> _Material to process_
- - - - -
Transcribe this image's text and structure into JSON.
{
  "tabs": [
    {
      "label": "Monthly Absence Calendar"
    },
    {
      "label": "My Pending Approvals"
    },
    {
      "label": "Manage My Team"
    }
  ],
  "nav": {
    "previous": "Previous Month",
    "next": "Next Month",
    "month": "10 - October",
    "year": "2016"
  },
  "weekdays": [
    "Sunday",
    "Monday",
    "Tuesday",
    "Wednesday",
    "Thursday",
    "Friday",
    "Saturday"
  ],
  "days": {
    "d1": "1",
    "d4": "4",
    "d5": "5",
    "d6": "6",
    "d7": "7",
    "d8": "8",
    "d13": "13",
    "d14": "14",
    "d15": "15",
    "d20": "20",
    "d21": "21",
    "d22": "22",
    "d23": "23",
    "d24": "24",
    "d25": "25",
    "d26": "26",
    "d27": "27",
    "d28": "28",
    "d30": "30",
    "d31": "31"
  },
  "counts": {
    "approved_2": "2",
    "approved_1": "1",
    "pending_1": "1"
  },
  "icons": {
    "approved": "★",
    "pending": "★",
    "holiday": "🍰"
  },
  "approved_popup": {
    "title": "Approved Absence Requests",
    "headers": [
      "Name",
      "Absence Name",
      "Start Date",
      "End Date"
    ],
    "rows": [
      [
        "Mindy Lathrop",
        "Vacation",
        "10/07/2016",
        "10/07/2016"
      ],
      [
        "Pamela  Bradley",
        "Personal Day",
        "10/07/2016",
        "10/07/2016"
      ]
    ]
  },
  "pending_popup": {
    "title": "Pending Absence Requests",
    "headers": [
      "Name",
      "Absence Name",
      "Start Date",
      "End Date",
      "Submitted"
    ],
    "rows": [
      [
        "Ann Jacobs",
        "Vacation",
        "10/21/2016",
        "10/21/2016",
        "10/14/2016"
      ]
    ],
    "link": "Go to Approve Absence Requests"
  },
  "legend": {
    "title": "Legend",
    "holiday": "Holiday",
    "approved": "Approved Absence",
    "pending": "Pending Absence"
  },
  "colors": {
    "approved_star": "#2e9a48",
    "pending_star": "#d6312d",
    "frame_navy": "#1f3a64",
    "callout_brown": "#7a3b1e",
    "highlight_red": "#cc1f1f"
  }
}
- - - - -
Say how many lines include the word "Requests"; reply with the number alone.

3